(begin)

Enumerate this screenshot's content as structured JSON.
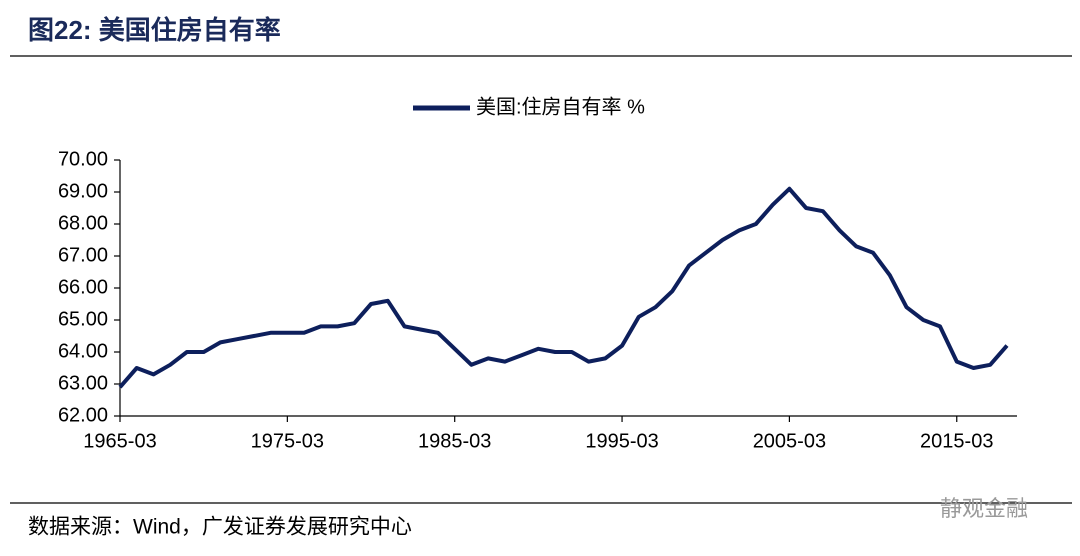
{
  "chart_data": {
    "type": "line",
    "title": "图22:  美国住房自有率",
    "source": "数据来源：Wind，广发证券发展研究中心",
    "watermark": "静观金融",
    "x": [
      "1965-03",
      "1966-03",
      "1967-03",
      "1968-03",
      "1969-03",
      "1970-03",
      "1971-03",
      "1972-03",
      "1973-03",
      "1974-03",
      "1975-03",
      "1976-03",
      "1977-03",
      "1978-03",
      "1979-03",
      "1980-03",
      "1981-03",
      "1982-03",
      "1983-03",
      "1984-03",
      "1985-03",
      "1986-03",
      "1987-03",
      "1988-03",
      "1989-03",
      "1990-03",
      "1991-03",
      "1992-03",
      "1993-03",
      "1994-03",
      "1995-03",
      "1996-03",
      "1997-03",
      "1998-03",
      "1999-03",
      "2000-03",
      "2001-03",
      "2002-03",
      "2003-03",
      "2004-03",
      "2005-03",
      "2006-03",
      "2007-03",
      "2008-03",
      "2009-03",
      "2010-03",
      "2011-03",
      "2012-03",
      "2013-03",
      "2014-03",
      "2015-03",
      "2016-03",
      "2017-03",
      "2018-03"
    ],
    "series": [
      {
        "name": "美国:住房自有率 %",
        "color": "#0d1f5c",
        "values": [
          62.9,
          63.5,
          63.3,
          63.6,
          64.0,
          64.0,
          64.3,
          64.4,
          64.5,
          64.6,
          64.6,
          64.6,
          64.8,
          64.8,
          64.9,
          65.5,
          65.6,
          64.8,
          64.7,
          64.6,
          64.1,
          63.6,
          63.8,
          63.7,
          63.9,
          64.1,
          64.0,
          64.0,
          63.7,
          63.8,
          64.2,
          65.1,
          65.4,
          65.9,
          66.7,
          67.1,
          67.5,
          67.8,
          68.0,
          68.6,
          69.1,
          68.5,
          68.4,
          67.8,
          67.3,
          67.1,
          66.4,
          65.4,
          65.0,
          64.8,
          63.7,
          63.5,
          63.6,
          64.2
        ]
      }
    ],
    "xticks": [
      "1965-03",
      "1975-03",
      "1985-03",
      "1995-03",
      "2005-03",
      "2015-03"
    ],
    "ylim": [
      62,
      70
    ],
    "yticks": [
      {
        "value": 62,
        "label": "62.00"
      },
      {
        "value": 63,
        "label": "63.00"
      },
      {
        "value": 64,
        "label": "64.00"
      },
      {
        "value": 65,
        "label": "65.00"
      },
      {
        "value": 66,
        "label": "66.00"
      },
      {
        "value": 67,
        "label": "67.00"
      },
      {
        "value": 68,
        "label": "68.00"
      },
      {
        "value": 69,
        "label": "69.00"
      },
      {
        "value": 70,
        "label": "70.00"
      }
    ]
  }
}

(end)
(begin)

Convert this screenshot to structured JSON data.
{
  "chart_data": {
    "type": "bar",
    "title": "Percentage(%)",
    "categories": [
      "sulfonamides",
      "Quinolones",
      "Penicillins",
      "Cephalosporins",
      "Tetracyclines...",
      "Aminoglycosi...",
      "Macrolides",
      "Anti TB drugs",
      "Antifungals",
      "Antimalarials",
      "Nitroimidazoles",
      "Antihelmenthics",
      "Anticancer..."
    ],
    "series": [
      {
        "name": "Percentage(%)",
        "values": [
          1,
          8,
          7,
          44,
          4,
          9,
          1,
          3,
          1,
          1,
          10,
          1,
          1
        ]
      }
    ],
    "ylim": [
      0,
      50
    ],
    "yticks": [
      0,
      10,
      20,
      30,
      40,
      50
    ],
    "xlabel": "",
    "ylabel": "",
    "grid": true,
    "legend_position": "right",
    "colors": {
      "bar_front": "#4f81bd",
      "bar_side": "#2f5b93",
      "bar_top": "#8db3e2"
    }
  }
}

(end)

Copy out each line of the records where the string "this" appears.

Enumerate this screenshot's content as structured JSON.
Convert this screenshot to structured JSON data.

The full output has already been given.